WRITTEN EXERCISE – Copy every line of the records below where the word "Eboli" occurs.
== RECORD EXCERPTS
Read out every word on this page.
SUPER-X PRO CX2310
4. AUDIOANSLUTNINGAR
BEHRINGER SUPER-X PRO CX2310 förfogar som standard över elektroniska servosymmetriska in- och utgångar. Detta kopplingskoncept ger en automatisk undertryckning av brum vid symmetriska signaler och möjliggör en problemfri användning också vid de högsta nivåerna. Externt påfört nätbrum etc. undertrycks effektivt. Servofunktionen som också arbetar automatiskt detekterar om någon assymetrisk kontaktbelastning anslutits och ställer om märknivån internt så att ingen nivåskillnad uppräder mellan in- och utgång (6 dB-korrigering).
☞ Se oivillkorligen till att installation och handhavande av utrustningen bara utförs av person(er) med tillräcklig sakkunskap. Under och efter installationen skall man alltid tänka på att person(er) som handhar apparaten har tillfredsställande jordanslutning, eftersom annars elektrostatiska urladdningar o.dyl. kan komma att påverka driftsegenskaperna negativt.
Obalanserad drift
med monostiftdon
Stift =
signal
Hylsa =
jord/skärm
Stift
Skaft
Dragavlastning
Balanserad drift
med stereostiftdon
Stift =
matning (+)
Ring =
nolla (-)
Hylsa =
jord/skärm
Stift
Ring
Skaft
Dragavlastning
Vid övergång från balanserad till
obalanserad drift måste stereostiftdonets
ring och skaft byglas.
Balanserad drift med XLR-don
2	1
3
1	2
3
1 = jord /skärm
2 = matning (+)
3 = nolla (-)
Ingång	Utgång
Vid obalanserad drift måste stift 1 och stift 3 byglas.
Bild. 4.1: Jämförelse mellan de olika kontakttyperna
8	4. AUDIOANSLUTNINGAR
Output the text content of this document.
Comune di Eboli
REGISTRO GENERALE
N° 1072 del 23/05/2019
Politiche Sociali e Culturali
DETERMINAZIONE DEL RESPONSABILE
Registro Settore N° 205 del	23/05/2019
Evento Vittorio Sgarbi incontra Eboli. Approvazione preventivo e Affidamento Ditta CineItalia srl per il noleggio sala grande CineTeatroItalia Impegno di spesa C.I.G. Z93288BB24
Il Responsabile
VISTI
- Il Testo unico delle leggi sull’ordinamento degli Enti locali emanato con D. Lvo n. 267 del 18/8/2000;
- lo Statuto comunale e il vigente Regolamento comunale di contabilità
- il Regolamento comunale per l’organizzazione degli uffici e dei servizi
====
RESPONSE TO THE TASK –
Comune di Eboli
Evento Vittorio Sgarbi incontra Eboli. Approvazione preventivo e Affidamento Ditta CineItalia srl per il noleggio sala grande CineTeatroItalia Impegno di spesa C.I.G. Z93288BB24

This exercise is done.